Your goal
Write out the listing in full, matching it word for word.

Information provided
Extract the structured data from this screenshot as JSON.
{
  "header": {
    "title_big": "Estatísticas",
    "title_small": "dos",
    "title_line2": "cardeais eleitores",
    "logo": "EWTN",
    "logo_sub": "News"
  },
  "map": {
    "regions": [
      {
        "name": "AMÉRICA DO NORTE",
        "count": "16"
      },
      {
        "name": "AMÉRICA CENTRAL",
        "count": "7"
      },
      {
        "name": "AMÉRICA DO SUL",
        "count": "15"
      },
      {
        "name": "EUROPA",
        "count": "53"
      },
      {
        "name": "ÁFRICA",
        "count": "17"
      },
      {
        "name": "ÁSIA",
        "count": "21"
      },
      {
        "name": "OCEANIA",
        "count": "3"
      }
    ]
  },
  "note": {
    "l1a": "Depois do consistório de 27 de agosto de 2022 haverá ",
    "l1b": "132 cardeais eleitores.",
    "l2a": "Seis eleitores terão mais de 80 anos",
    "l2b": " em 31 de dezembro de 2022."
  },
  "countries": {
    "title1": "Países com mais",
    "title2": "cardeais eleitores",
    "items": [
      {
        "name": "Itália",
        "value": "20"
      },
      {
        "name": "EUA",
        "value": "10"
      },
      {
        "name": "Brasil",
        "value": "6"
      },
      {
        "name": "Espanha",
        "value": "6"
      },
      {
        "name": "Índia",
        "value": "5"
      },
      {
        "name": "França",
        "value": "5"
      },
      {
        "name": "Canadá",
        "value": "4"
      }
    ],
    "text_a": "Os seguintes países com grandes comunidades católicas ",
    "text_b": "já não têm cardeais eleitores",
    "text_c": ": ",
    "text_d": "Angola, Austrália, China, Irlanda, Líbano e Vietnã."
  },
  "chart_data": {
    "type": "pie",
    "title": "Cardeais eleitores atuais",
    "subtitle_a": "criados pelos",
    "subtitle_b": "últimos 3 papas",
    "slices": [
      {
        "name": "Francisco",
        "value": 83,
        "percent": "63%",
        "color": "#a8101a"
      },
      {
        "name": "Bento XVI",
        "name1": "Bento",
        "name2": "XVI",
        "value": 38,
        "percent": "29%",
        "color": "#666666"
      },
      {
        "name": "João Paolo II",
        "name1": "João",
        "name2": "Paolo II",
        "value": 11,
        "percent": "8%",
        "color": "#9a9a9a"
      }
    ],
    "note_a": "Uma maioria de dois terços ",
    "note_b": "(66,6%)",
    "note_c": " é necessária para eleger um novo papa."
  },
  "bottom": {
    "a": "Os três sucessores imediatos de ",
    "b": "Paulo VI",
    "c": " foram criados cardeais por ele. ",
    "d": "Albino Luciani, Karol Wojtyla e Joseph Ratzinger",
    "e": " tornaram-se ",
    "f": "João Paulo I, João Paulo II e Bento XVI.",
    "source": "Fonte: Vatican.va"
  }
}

The reply
Extract the structured data from this screenshot as JSON.
{
  "header": {
    "title_big": "Estatísticas",
    "title_small": "dos",
    "title_line2": "cardeais eleitores",
    "logo": "EWTN",
    "logo_sub": "News"
  },
  "map": {
    "regions": [
      {
        "name": "AMÉRICA DO NORTE",
        "count": "16"
      },
      {
        "name": "AMÉRICA CENTRAL",
        "count": "7"
      },
      {
        "name": "AMÉRICA DO SUL",
        "count": "15"
      },
      {
        "name": "EUROPA",
        "count": "53"
      },
      {
        "name": "ÁFRICA",
        "count": "17"
      },
      {
        "name": "ÁSIA",
        "count": "21"
      },
      {
        "name": "OCEANIA",
        "count": "3"
      }
    ]
  },
  "note": {
    "l1a": "Depois do consistório de 27 de agosto de 2022 haverá ",
    "l1b": "132 cardeais eleitores.",
    "l2a": "Seis eleitores terão mais de 80 anos",
    "l2b": " em 31 de dezembro de 2022."
  },
  "countries": {
    "title1": "Países com mais",
    "title2": "cardeais eleitores",
    "items": [
      {
        "name": "Itália",
        "value": "20"
      },
      {
        "name": "EUA",
        "value": "10"
      },
      {
        "name": "Brasil",
        "value": "6"
      },
      {
        "name": "Espanha",
        "value": "6"
      },
      {
        "name": "Índia",
        "value": "5"
      },
      {
        "name": "França",
        "value": "5"
      },
      {
        "name": "Canadá",
        "value": "4"
      }
    ],
    "text_a": "Os seguintes países com grandes comunidades católicas ",
    "text_b": "já não têm cardeais eleitores",
    "text_c": ": ",
    "text_d": "Angola, Austrália, China, Irlanda, Líbano e Vietnã."
  },
  "chart_data": {
    "type": "pie",
    "title": "Cardeais eleitores atuais",
    "subtitle_a": "criados pelos",
    "subtitle_b": "últimos 3 papas",
    "slices": [
      {
        "name": "Francisco",
        "value": 83,
        "percent": "63%",
        "color": "#a8101a"
      },
      {
        "name": "Bento XVI",
        "name1": "Bento",
        "name2": "XVI",
        "value": 38,
        "percent": "29%",
        "color": "#666666"
      },
      {
        "name": "João Paolo II",
        "name1": "João",
        "name2": "Paolo II",
        "value": 11,
        "percent": "8%",
        "color": "#9a9a9a"
      }
    ],
    "note_a": "Uma maioria de dois terços ",
    "note_b": "(66,6%)",
    "note_c": " é necessária para eleger um novo papa."
  },
  "bottom": {
    "a": "Os três sucessores imediatos de ",
    "b": "Paulo VI",
    "c": " foram criados cardeais por ele. ",
    "d": "Albino Luciani, Karol Wojtyla e Joseph Ratzinger",
    "e": " tornaram-se ",
    "f": "João Paulo I, João Paulo II e Bento XVI.",
    "source": "Fonte: Vatican.va"
  }
}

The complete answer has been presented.